DATA TO PROCESS:
━━━━━━

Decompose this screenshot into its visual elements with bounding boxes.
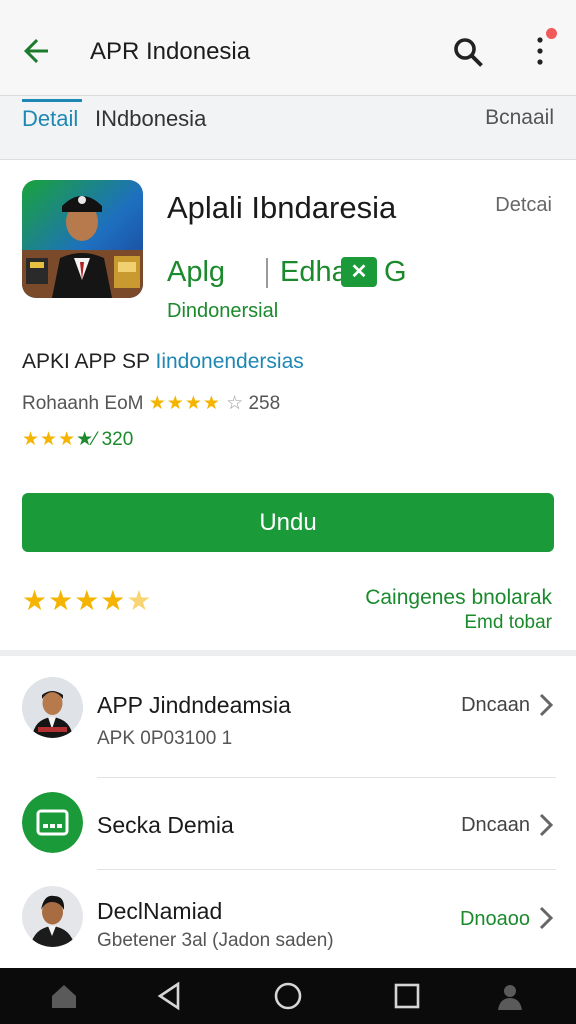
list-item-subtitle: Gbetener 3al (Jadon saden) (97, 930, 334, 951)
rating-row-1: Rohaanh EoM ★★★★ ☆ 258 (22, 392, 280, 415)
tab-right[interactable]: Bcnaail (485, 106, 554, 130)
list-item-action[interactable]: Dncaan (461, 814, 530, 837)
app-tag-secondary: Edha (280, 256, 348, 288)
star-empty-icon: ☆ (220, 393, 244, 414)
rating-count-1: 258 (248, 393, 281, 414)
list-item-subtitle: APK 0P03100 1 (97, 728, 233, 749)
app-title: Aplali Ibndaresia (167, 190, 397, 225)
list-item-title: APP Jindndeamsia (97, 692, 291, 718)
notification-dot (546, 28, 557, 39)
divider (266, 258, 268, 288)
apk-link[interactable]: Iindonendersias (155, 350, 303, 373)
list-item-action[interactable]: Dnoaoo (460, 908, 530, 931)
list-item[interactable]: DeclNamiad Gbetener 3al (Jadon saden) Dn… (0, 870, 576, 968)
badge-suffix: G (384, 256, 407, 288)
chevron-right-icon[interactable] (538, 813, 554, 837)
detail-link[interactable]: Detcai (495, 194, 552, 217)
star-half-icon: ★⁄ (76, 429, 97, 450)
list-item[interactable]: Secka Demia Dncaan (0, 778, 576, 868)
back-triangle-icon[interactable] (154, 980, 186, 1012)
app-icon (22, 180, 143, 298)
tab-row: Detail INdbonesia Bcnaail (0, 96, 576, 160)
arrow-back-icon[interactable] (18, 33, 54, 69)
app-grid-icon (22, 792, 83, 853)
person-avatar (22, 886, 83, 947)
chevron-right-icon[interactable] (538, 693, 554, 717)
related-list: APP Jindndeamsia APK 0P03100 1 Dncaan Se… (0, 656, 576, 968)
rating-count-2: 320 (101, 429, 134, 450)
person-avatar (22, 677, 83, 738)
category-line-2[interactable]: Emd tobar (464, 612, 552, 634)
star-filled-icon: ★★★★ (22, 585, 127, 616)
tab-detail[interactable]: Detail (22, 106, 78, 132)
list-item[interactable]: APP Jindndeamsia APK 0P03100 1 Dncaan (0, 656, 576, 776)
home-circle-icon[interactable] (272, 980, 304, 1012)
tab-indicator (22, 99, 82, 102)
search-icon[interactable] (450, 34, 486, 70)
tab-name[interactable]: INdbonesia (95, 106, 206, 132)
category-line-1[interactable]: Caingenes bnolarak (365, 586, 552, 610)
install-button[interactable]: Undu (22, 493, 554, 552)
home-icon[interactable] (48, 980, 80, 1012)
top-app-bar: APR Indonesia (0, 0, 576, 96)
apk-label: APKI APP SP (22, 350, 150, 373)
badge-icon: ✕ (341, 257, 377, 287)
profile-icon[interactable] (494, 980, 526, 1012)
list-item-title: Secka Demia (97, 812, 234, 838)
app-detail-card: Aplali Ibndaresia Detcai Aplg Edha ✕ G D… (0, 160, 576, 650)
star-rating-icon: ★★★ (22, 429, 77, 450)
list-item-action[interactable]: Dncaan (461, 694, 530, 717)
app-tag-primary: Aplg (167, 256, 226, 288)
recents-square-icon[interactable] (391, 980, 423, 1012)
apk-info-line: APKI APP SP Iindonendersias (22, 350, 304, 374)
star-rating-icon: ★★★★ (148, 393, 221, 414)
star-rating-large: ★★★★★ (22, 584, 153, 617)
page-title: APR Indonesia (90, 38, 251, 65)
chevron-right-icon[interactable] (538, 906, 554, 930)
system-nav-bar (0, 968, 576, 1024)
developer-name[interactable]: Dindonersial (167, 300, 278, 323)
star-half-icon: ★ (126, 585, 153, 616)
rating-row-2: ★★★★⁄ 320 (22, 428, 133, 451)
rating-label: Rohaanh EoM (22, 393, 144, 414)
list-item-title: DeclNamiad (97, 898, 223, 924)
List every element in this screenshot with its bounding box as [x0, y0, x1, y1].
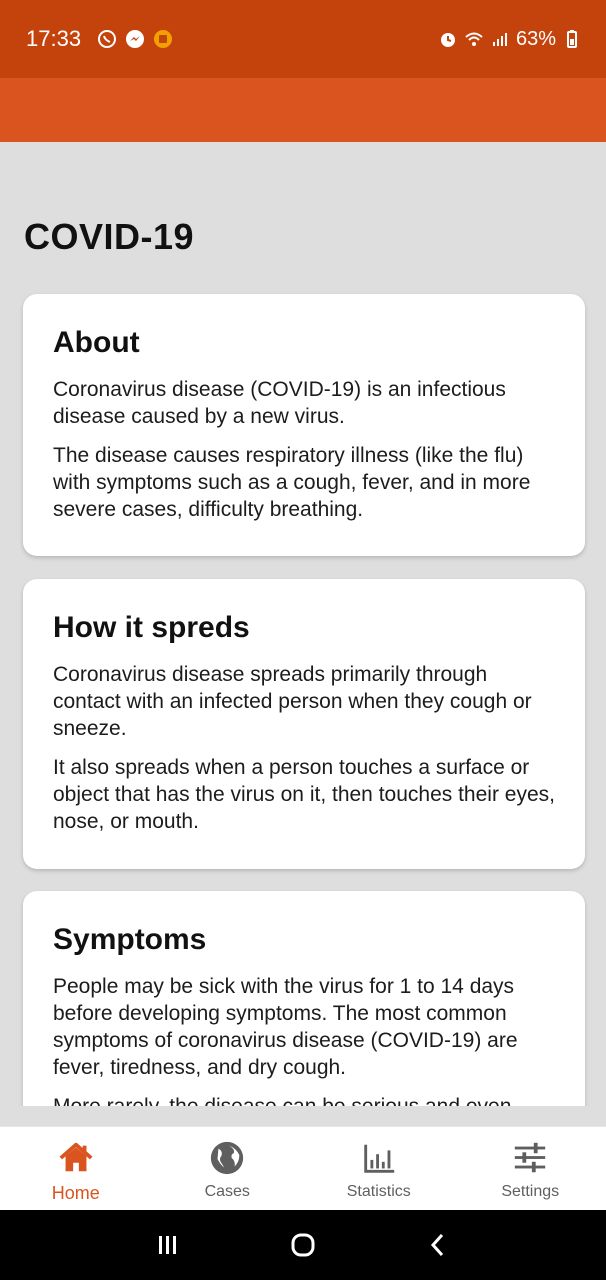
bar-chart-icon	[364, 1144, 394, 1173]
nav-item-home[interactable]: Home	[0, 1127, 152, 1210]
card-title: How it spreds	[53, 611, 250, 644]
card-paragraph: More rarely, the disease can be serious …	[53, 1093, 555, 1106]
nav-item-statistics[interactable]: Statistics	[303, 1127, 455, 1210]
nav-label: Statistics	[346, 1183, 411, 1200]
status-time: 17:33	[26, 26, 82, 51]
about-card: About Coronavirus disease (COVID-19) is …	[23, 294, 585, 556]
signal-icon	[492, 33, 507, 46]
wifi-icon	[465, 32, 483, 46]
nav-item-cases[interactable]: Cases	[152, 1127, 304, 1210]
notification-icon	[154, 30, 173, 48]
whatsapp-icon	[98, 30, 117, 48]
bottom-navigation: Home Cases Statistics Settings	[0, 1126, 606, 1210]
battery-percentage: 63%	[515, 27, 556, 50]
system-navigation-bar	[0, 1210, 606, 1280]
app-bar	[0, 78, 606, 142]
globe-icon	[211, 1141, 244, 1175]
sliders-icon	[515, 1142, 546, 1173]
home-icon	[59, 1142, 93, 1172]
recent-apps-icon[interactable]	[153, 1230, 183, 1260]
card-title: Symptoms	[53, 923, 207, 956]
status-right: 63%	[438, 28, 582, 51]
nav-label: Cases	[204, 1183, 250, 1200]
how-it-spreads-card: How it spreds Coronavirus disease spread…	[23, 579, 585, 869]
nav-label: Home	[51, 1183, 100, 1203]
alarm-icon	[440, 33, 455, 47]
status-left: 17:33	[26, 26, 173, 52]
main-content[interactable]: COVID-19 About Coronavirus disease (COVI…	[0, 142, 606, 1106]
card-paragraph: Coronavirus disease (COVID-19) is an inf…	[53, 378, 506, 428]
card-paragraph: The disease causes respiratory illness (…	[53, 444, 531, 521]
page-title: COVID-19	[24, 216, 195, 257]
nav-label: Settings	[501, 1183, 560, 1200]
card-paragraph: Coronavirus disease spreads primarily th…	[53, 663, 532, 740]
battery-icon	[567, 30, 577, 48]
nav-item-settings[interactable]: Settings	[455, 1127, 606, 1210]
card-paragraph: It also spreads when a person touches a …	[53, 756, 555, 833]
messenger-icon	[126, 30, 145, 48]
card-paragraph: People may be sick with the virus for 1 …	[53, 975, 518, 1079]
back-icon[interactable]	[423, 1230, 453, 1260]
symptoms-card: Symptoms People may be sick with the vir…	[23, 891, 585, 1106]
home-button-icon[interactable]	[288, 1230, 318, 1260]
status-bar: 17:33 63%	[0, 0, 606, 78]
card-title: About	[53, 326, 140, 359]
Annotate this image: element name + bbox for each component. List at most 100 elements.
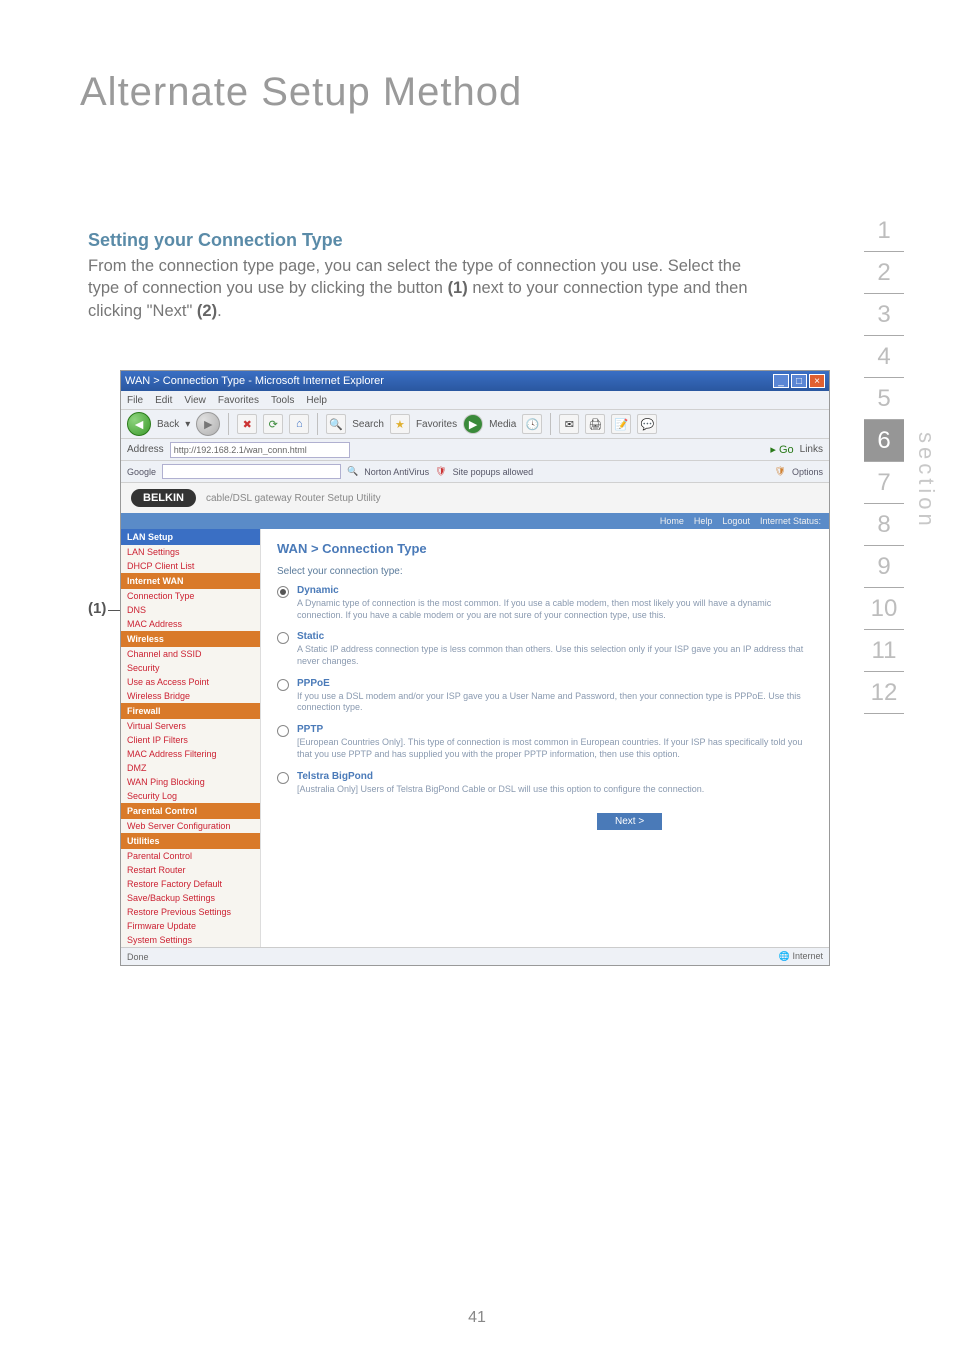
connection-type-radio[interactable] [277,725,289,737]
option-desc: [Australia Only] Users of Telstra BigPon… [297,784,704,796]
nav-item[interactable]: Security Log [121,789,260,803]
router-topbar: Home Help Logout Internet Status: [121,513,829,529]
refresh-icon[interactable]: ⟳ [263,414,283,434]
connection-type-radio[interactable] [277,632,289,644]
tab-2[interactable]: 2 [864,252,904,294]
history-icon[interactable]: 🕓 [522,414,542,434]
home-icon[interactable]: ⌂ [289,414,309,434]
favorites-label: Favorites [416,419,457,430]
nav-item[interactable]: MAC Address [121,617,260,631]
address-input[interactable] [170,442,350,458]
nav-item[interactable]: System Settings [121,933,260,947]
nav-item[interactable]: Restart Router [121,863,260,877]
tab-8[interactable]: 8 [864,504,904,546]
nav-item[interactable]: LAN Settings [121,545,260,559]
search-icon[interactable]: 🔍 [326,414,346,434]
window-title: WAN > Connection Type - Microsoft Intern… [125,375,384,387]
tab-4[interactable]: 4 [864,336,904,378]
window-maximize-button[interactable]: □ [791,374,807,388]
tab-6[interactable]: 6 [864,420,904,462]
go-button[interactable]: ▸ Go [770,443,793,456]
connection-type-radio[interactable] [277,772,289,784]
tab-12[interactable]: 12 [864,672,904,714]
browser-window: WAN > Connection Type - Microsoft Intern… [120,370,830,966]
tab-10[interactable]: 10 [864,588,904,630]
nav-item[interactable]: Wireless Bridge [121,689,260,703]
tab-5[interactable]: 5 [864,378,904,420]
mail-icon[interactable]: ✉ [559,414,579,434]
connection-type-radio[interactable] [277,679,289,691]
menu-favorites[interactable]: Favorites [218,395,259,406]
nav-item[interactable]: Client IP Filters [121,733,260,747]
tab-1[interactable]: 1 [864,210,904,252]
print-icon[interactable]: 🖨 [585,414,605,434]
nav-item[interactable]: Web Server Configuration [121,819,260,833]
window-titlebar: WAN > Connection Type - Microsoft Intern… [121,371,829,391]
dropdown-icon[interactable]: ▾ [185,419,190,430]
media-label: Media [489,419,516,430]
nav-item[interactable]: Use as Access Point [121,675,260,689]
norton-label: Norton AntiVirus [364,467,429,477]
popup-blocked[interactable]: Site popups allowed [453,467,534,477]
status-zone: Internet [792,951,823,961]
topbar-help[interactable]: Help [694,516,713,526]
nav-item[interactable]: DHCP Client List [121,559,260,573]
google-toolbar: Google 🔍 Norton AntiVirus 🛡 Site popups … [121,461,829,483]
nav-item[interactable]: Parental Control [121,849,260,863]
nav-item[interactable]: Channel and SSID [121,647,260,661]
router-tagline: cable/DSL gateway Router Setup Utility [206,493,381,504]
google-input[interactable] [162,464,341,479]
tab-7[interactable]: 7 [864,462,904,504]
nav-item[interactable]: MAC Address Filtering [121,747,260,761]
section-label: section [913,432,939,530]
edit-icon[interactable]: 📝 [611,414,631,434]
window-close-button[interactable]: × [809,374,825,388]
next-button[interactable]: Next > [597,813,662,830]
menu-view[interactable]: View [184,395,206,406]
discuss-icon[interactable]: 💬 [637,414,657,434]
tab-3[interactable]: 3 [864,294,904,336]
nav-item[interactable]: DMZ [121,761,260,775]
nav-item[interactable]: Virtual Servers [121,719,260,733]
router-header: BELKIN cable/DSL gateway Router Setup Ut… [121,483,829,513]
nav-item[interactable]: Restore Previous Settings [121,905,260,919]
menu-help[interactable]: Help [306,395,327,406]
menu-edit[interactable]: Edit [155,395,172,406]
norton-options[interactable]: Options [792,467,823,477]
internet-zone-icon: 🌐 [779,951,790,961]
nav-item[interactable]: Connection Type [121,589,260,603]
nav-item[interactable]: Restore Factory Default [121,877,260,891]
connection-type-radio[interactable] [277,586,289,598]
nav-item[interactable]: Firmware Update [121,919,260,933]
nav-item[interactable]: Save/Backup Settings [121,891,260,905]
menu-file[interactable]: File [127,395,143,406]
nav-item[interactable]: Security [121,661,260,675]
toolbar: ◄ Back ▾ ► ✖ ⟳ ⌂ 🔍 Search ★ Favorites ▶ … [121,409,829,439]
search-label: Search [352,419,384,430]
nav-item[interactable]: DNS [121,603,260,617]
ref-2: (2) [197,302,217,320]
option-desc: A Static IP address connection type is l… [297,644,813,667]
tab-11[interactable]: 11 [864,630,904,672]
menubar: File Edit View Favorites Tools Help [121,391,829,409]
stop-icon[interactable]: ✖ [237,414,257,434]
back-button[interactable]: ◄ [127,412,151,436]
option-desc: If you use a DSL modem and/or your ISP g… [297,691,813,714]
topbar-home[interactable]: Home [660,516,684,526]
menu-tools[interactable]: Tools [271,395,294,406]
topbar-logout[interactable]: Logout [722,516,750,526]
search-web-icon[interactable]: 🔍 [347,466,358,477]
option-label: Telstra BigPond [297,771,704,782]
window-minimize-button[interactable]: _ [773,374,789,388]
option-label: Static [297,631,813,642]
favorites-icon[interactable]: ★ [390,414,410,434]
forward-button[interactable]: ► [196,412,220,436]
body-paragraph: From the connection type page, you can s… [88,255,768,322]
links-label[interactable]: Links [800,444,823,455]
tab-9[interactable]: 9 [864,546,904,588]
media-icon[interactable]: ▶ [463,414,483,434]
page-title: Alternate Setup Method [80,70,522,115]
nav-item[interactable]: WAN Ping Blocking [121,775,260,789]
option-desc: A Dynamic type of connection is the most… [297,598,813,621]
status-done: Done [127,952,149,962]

━━━━━━

TASK PROMPT: Lines holding the word "desc" are the answer; copy each one from the records above.

ANSWER:
option-desc: [Australia Only] Users of Telstra BigPon… [297,784,704,796]
option-desc: A Static IP address connection type is l… [297,644,813,667]
option-desc: If you use a DSL modem and/or your ISP g… [297,691,813,714]
option-desc: A Dynamic type of connection is the most… [297,598,813,621]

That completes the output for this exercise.